→ Goal
Please copy out every line in these items word for word.

Layout annotation data:
--- --- ---

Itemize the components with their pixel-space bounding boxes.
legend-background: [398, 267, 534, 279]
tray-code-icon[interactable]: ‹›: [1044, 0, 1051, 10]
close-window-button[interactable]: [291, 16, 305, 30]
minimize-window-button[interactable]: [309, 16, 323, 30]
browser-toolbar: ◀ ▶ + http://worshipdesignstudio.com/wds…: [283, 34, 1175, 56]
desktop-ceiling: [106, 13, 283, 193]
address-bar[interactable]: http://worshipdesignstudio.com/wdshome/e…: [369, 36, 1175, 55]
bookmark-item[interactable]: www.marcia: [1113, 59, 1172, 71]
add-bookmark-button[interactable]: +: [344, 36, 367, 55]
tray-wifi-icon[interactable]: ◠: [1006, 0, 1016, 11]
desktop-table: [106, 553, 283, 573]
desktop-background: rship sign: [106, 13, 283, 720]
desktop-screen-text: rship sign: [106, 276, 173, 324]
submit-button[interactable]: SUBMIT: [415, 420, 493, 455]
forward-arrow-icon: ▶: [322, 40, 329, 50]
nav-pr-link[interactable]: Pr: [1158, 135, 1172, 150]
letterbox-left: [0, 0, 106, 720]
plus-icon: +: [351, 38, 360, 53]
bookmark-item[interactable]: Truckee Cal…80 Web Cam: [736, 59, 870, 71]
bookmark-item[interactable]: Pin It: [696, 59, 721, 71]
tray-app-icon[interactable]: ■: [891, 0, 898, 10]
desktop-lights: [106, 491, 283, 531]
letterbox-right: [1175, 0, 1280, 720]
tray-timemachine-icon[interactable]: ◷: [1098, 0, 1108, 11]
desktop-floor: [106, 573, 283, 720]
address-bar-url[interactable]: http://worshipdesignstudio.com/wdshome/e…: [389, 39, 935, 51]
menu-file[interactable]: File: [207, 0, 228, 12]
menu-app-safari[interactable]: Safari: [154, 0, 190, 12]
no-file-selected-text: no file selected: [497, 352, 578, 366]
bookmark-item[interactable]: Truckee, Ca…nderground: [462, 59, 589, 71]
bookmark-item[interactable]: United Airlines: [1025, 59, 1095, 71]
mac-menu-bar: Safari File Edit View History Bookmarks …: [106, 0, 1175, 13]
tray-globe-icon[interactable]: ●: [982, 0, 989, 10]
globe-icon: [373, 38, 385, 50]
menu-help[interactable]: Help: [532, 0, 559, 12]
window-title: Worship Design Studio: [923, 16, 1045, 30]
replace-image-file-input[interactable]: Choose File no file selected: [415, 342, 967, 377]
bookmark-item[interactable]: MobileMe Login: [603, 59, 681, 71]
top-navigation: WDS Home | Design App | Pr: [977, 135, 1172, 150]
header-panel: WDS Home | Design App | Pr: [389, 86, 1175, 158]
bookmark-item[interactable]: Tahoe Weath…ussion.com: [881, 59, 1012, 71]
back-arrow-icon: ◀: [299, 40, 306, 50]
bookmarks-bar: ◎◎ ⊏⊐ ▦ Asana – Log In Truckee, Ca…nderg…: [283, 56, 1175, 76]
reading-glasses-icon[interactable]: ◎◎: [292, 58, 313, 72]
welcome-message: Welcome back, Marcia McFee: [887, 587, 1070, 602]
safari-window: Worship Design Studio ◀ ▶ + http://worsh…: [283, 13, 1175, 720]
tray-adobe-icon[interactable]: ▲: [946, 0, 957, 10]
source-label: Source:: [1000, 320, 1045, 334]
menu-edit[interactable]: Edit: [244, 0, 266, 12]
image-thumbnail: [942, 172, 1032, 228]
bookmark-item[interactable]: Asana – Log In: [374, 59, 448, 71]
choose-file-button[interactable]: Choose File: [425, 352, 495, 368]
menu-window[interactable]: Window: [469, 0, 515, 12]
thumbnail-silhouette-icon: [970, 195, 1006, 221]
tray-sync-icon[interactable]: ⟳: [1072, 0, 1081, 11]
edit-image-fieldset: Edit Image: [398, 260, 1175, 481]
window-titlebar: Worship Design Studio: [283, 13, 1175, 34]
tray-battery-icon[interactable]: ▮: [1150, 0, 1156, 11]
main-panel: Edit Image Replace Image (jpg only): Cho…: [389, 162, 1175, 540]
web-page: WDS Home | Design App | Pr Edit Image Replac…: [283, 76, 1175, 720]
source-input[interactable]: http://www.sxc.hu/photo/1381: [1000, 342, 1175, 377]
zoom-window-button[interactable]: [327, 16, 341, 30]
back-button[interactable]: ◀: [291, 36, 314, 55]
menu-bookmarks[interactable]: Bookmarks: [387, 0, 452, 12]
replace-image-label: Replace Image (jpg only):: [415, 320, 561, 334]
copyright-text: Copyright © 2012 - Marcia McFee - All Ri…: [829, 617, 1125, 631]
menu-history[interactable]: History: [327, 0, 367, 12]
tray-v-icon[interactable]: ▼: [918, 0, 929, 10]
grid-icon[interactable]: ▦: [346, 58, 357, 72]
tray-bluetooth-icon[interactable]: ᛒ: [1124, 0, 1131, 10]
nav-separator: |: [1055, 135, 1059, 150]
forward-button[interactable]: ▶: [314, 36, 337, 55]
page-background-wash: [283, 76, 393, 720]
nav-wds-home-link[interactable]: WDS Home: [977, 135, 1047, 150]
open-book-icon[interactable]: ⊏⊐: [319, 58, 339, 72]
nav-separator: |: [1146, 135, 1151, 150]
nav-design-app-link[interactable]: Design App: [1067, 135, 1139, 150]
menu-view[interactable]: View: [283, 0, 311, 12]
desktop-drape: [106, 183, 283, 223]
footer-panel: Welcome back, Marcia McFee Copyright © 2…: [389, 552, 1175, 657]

--- --- ---

→ Written response
Itemize the components with their pixel-space bounding boxes.
legend-background: [398, 267, 534, 279]
tray-code-icon[interactable]: ‹›: [1044, 0, 1051, 10]
close-window-button[interactable]: [291, 16, 305, 30]
minimize-window-button[interactable]: [309, 16, 323, 30]
browser-toolbar: ◀ ▶ + http://worshipdesignstudio.com/wds…: [283, 34, 1175, 56]
desktop-ceiling: [106, 13, 283, 193]
address-bar[interactable]: http://worshipdesignstudio.com/wdshome/e…: [369, 36, 1175, 55]
bookmark-item[interactable]: www.marcia: [1113, 59, 1172, 71]
add-bookmark-button[interactable]: +: [344, 36, 367, 55]
tray-wifi-icon[interactable]: ◠: [1006, 0, 1016, 11]
desktop-table: [106, 553, 283, 573]
desktop-background: rship sign: [106, 13, 283, 720]
desktop-screen-text: rship sign: [106, 276, 173, 324]
submit-button[interactable]: SUBMIT: [415, 420, 493, 455]
forward-arrow-icon: ▶: [322, 40, 329, 50]
nav-pr-link[interactable]: Pr: [1158, 135, 1172, 150]
letterbox-left: [0, 0, 106, 720]
plus-icon: +: [351, 38, 360, 53]
bookmark-item[interactable]: Truckee Cal…80 Web Cam: [736, 59, 870, 71]
bookmark-item[interactable]: Pin It: [696, 59, 721, 71]
tray-app-icon[interactable]: ■: [891, 0, 898, 10]
desktop-lights: [106, 491, 283, 531]
letterbox-right: [1175, 0, 1280, 720]
tray-timemachine-icon[interactable]: ◷: [1098, 0, 1108, 11]
desktop-floor: [106, 573, 283, 720]
address-bar-url[interactable]: http://worshipdesignstudio.com/wdshome/e…: [389, 39, 935, 51]
menu-file[interactable]: File: [207, 0, 228, 12]
menu-app-safari[interactable]: Safari: [154, 0, 190, 12]
no-file-selected-text: no file selected: [497, 352, 578, 366]
bookmark-item[interactable]: Truckee, Ca…nderground: [462, 59, 589, 71]
bookmark-item[interactable]: United Airlines: [1025, 59, 1095, 71]
mac-menu-bar: Safari File Edit View History Bookmarks …: [106, 0, 1175, 13]
tray-globe-icon[interactable]: ●: [982, 0, 989, 10]
globe-icon: [373, 38, 385, 50]
menu-help[interactable]: Help: [532, 0, 559, 12]
window-title: Worship Design Studio: [923, 16, 1045, 30]
replace-image-file-input[interactable]: Choose File no file selected: [415, 342, 967, 377]
bookmark-item[interactable]: MobileMe Login: [603, 59, 681, 71]
top-navigation: WDS Home | Design App | Pr: [977, 135, 1172, 150]
header-panel: WDS Home | Design App | Pr: [389, 86, 1175, 158]
bookmark-item[interactable]: Tahoe Weath…ussion.com: [881, 59, 1012, 71]
back-arrow-icon: ◀: [299, 40, 306, 50]
bookmarks-bar: ◎◎ ⊏⊐ ▦ Asana – Log In Truckee, Ca…nderg…: [283, 56, 1175, 76]
reading-glasses-icon[interactable]: ◎◎: [292, 58, 313, 72]
welcome-message: Welcome back, Marcia McFee: [887, 587, 1070, 602]
safari-window: Worship Design Studio ◀ ▶ + http://worsh…: [283, 13, 1175, 720]
tray-adobe-icon[interactable]: ▲: [946, 0, 957, 10]
source-label: Source:: [1000, 320, 1045, 334]
menu-edit[interactable]: Edit: [244, 0, 266, 12]
image-thumbnail: [942, 172, 1032, 228]
bookmark-item[interactable]: Asana – Log In: [374, 59, 448, 71]
choose-file-button[interactable]: Choose File: [425, 352, 495, 368]
menu-window[interactable]: Window: [469, 0, 515, 12]
thumbnail-silhouette-icon: [970, 195, 1006, 221]
tray-sync-icon[interactable]: ⟳: [1072, 0, 1081, 11]
edit-image-fieldset: Edit Image: [398, 260, 1175, 481]
window-titlebar: Worship Design Studio: [283, 13, 1175, 34]
tray-battery-icon[interactable]: ▮: [1150, 0, 1156, 11]
main-panel: Edit Image Replace Image (jpg only): Cho…: [389, 162, 1175, 540]
web-page: WDS Home | Design App | Pr Edit Image Replac…: [283, 76, 1175, 720]
source-input[interactable]: http://www.sxc.hu/photo/1381: [1000, 342, 1175, 377]
zoom-window-button[interactable]: [327, 16, 341, 30]
back-button[interactable]: ◀: [291, 36, 314, 55]
menu-bookmarks[interactable]: Bookmarks: [387, 0, 452, 12]
replace-image-label: Replace Image (jpg only):: [415, 320, 561, 334]
copyright-text: Copyright © 2012 - Marcia McFee - All Ri…: [829, 617, 1125, 631]
menu-history[interactable]: History: [327, 0, 367, 12]
tray-v-icon[interactable]: ▼: [918, 0, 929, 10]
grid-icon[interactable]: ▦: [346, 58, 357, 72]
tray-bluetooth-icon[interactable]: ᛒ: [1124, 0, 1131, 10]
nav-separator: |: [1055, 135, 1059, 150]
forward-button[interactable]: ▶: [314, 36, 337, 55]
page-background-wash: [283, 76, 393, 720]
nav-wds-home-link[interactable]: WDS Home: [977, 135, 1047, 150]
open-book-icon[interactable]: ⊏⊐: [319, 58, 339, 72]
nav-separator: |: [1146, 135, 1151, 150]
nav-design-app-link[interactable]: Design App: [1067, 135, 1139, 150]
menu-view[interactable]: View: [283, 0, 311, 12]
desktop-drape: [106, 183, 283, 223]
footer-panel: Welcome back, Marcia McFee Copyright © 2…: [389, 552, 1175, 657]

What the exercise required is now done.